[DOCUMENT SECTION]
|---|

Following the Ancient Carian Paths
There are more than 7 ancient Carian routes on and around the peninsula. Splash in the Aegean Sea, then relax over a spread of Turkish specialties. Walk along inlets marking the shore of the neighboring Bodrum Peninsula. Veer away from the beach to enter a forest cloaking the hilly coastal range. Investigate the well-preserved castle and remains of Carian settlement in Pedasa or Kirel. An easygoing walk past olive groves and vineyards takes you through forested hills down to the Aegean. Dip your toes in the sea or climb to traditional hamlets. Visit the Sanctuary of Zeus Labraundos. One of the first temples built along the Aegean. The ancient site of Labraunda is quite stretched out and at 600 meters above sea level, offers impressive panoramic views. Visit beautiful villages along the road full of olive trees , and meet the locals. And last at not least The grave of Mausolus, The Mausoleum and the Crusaders castle of St. Peter. Our Walks. 5 or 6 days . Hikes between 13 to 16 km.
1.Day arrival check in to Zeytinada Hotel. Info meeting after lunch.
2.Day. Dagbelen - Pedesa - Bodrum
This route starts from Dagbelen . Then through ancient paths to Karadag mountain with its ancinet fortress walls. Then to the abandoned village of Kirel. Level of difficulty: Medium Start 283m. Max 500m Gain 220m. Total distance 15km. Features: The path leads through natural beauties to the ancient settlement of Girel with a old Greek houses. There are panoramic views from the top of mountain almost 360 degrees. Then we will go through mountain paths to ancient Pedesa where we will visit the Acropolis. And then we will walk to Bodrum.

|---|

[DATA EXCERPTS]

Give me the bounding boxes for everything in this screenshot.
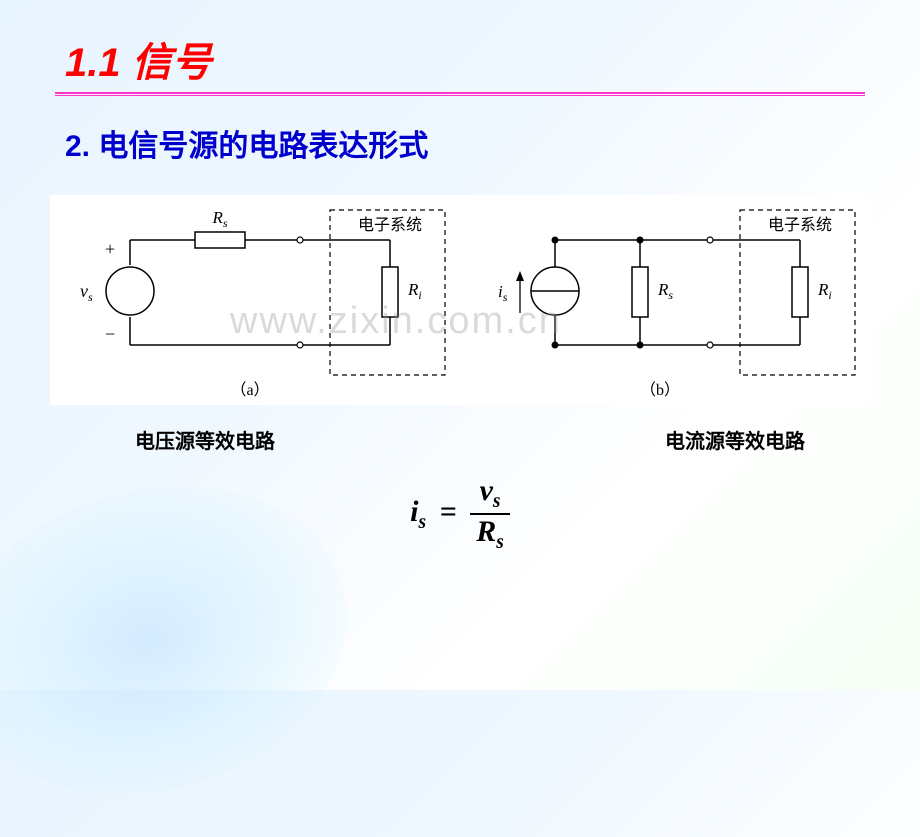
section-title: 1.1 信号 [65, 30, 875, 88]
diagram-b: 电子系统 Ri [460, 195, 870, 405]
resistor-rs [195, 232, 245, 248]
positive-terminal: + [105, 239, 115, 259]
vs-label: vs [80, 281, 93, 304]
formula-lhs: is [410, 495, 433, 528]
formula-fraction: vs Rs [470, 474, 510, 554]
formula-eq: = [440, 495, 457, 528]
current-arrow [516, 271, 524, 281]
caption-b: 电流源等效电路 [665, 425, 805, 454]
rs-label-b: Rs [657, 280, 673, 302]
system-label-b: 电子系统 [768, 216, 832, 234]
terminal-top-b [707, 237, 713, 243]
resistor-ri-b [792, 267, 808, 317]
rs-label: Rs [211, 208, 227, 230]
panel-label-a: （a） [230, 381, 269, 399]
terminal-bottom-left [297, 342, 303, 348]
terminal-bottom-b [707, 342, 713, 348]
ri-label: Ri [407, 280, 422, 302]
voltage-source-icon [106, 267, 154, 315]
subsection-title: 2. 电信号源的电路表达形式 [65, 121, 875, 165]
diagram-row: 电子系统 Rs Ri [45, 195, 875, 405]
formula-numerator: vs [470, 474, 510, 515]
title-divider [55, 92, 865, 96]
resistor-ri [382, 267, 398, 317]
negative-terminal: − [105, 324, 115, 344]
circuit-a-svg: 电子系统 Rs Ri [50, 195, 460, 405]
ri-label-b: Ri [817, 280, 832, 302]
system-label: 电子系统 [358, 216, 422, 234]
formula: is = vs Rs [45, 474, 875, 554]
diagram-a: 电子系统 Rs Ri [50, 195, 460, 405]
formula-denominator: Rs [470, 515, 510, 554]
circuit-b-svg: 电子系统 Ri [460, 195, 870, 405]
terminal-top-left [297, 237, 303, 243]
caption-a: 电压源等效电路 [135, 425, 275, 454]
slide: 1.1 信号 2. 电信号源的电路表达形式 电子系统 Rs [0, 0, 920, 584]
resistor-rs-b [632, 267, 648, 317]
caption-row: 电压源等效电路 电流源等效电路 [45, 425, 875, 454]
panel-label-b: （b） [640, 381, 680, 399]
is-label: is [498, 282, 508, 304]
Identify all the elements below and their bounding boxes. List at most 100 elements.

|---|

[TASK REQUIREMENTS] Please print the part of the Carian paths text that begins at the words "2.Day. Dagbelen - Pedesa" and stops after "walk to Bodrum.". Rely on the Carian paths text alone, not on the lines.

[COMPLETED TASK]
2.Day. Dagbelen - Pedesa - Bodrum
This route starts from Dagbelen . Then through ancient paths to Karadag mountain with its ancinet fortress walls. Then to the abandoned village of Kirel. Level of difficulty: Medium Start 283m. Max 500m Gain 220m. Total distance 15km. Features: The path leads through natural beauties to the ancient settlement of Girel with a old Greek houses. There are panoramic views from the top of mountain almost 360 degrees. Then we will go through mountain paths to ancient Pedesa where we will visit the Acropolis. And then we will walk to Bodrum.